WHAT IS BEING ASKED → Write out the data below in full. Keep it exact.

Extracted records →
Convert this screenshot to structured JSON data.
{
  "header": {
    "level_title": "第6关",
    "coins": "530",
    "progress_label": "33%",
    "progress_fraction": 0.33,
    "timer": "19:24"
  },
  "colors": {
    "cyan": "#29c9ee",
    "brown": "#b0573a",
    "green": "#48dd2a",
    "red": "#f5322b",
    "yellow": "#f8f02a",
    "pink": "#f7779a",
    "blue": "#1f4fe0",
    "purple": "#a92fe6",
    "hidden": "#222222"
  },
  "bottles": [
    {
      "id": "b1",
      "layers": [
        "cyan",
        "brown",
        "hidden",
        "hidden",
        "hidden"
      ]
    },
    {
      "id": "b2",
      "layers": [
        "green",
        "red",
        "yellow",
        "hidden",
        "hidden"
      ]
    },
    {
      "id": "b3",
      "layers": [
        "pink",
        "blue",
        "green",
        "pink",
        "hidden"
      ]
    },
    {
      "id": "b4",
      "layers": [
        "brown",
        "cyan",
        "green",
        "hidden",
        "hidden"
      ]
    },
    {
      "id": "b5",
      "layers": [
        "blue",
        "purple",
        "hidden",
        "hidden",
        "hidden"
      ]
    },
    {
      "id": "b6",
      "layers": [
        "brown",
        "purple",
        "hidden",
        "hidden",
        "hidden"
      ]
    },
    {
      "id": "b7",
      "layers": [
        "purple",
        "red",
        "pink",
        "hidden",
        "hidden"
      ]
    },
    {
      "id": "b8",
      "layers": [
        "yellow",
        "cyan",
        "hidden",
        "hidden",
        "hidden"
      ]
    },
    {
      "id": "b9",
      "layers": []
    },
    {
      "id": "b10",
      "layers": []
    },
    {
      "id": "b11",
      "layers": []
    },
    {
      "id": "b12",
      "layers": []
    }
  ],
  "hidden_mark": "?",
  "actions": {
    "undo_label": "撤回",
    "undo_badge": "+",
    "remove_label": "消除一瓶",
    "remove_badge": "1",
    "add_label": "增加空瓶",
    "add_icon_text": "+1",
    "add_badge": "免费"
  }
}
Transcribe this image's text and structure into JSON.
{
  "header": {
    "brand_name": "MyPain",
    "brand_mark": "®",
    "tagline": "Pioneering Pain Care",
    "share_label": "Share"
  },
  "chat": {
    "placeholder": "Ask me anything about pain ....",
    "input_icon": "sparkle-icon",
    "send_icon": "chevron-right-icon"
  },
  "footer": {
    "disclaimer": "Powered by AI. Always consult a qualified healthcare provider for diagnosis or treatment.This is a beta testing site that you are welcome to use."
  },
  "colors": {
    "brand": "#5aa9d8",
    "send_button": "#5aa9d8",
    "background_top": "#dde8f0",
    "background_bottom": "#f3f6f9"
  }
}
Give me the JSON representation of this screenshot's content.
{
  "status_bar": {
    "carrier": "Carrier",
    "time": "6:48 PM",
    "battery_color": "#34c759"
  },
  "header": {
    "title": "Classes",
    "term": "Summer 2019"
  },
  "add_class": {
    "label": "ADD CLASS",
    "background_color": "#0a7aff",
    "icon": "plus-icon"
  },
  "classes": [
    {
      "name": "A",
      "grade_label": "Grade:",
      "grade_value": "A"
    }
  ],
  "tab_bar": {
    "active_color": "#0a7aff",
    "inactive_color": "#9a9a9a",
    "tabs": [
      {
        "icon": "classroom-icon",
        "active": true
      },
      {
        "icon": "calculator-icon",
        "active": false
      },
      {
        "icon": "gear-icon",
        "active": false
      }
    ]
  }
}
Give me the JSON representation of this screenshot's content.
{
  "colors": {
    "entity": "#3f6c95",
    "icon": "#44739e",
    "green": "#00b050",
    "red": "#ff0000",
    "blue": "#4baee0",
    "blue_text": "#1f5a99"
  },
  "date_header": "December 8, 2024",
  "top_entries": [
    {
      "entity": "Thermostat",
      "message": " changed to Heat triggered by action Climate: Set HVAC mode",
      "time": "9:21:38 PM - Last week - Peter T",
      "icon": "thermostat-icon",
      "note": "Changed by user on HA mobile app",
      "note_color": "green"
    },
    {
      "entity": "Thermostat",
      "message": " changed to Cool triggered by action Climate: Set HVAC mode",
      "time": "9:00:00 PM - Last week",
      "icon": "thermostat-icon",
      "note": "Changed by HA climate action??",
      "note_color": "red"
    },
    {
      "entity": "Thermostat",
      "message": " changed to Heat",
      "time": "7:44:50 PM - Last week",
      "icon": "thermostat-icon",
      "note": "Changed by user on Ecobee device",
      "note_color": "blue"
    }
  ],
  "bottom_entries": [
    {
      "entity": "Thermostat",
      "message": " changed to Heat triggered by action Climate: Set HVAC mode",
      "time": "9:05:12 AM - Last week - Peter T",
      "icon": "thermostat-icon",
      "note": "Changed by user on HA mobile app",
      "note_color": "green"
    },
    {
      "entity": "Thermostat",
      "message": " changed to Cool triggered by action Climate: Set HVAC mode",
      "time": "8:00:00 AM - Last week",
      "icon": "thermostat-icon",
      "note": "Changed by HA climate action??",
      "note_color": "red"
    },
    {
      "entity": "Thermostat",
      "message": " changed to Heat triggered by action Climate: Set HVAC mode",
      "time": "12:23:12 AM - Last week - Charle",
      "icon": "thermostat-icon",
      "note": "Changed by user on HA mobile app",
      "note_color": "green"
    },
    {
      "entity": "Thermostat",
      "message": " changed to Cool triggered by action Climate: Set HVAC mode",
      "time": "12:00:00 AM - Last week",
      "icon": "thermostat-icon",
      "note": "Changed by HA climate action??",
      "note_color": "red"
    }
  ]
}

COMPLETED TASK →
Convert this screenshot to structured JSON data.
{
  "header": {
    "level_title": "第6关",
    "coins": "530",
    "progress_label": "33%",
    "progress_fraction": 0.33,
    "timer": "19:24"
  },
  "colors": {
    "cyan": "#29c9ee",
    "brown": "#b0573a",
    "green": "#48dd2a",
    "red": "#f5322b",
    "yellow": "#f8f02a",
    "pink": "#f7779a",
    "blue": "#1f4fe0",
    "purple": "#a92fe6",
    "hidden": "#222222"
  },
  "bottles": [
    {
      "id": "b1",
      "layers": [
        "cyan",
        "brown",
        "hidden",
        "hidden",
        "hidden"
      ]
    },
    {
      "id": "b2",
      "layers": [
        "green",
        "red",
        "yellow",
        "hidden",
        "hidden"
      ]
    },
    {
      "id": "b3",
      "layers": [
        "pink",
        "blue",
        "green",
        "pink",
        "hidden"
      ]
    },
    {
      "id": "b4",
      "layers": [
        "brown",
        "cyan",
        "green",
        "hidden",
        "hidden"
      ]
    },
    {
      "id": "b5",
      "layers": [
        "blue",
        "purple",
        "hidden",
        "hidden",
        "hidden"
      ]
    },
    {
      "id": "b6",
      "layers": [
        "brown",
        "purple",
        "hidden",
        "hidden",
        "hidden"
      ]
    },
    {
      "id": "b7",
      "layers": [
        "purple",
        "red",
        "pink",
        "hidden",
        "hidden"
      ]
    },
    {
      "id": "b8",
      "layers": [
        "yellow",
        "cyan",
        "hidden",
        "hidden",
        "hidden"
      ]
    },
    {
      "id": "b9",
      "layers": []
    },
    {
      "id": "b10",
      "layers": []
    },
    {
      "id": "b11",
      "layers": []
    },
    {
      "id": "b12",
      "layers": []
    }
  ],
  "hidden_mark": "?",
  "actions": {
    "undo_label": "撤回",
    "undo_badge": "+",
    "remove_label": "消除一瓶",
    "remove_badge": "1",
    "add_label": "增加空瓶",
    "add_icon_text": "+1",
    "add_badge": "免费"
  }
}
Transcribe this image's text and structure into JSON.
{
  "header": {
    "brand_name": "MyPain",
    "brand_mark": "®",
    "tagline": "Pioneering Pain Care",
    "share_label": "Share"
  },
  "chat": {
    "placeholder": "Ask me anything about pain ....",
    "input_icon": "sparkle-icon",
    "send_icon": "chevron-right-icon"
  },
  "footer": {
    "disclaimer": "Powered by AI. Always consult a qualified healthcare provider for diagnosis or treatment.This is a beta testing site that you are welcome to use."
  },
  "colors": {
    "brand": "#5aa9d8",
    "send_button": "#5aa9d8",
    "background_top": "#dde8f0",
    "background_bottom": "#f3f6f9"
  }
}
Give me the JSON representation of this screenshot's content.
{
  "status_bar": {
    "carrier": "Carrier",
    "time": "6:48 PM",
    "battery_color": "#34c759"
  },
  "header": {
    "title": "Classes",
    "term": "Summer 2019"
  },
  "add_class": {
    "label": "ADD CLASS",
    "background_color": "#0a7aff",
    "icon": "plus-icon"
  },
  "classes": [
    {
      "name": "A",
      "grade_label": "Grade:",
      "grade_value": "A"
    }
  ],
  "tab_bar": {
    "active_color": "#0a7aff",
    "inactive_color": "#9a9a9a",
    "tabs": [
      {
        "icon": "classroom-icon",
        "active": true
      },
      {
        "icon": "calculator-icon",
        "active": false
      },
      {
        "icon": "gear-icon",
        "active": false
      }
    ]
  }
}
Give me the JSON representation of this screenshot's content.
{
  "colors": {
    "entity": "#3f6c95",
    "icon": "#44739e",
    "green": "#00b050",
    "red": "#ff0000",
    "blue": "#4baee0",
    "blue_text": "#1f5a99"
  },
  "date_header": "December 8, 2024",
  "top_entries": [
    {
      "entity": "Thermostat",
      "message": " changed to Heat triggered by action Climate: Set HVAC mode",
      "time": "9:21:38 PM - Last week - Peter T",
      "icon": "thermostat-icon",
      "note": "Changed by user on HA mobile app",
      "note_color": "green"
    },
    {
      "entity": "Thermostat",
      "message": " changed to Cool triggered by action Climate: Set HVAC mode",
      "time": "9:00:00 PM - Last week",
      "icon": "thermostat-icon",
      "note": "Changed by HA climate action??",
      "note_color": "red"
    },
    {
      "entity": "Thermostat",
      "message": " changed to Heat",
      "time": "7:44:50 PM - Last week",
      "icon": "thermostat-icon",
      "note": "Changed by user on Ecobee device",
      "note_color": "blue"
    }
  ],
  "bottom_entries": [
    {
      "entity": "Thermostat",
      "message": " changed to Heat triggered by action Climate: Set HVAC mode",
      "time": "9:05:12 AM - Last week - Peter T",
      "icon": "thermostat-icon",
      "note": "Changed by user on HA mobile app",
      "note_color": "green"
    },
    {
      "entity": "Thermostat",
      "message": " changed to Cool triggered by action Climate: Set HVAC mode",
      "time": "8:00:00 AM - Last week",
      "icon": "thermostat-icon",
      "note": "Changed by HA climate action??",
      "note_color": "red"
    },
    {
      "entity": "Thermostat",
      "message": " changed to Heat triggered by action Climate: Set HVAC mode",
      "time": "12:23:12 AM - Last week - Charle",
      "icon": "thermostat-icon",
      "note": "Changed by user on HA mobile app",
      "note_color": "green"
    },
    {
      "entity": "Thermostat",
      "message": " changed to Cool triggered by action Climate: Set HVAC mode",
      "time": "12:00:00 AM - Last week",
      "icon": "thermostat-icon",
      "note": "Changed by HA climate action??",
      "note_color": "red"
    }
  ]
}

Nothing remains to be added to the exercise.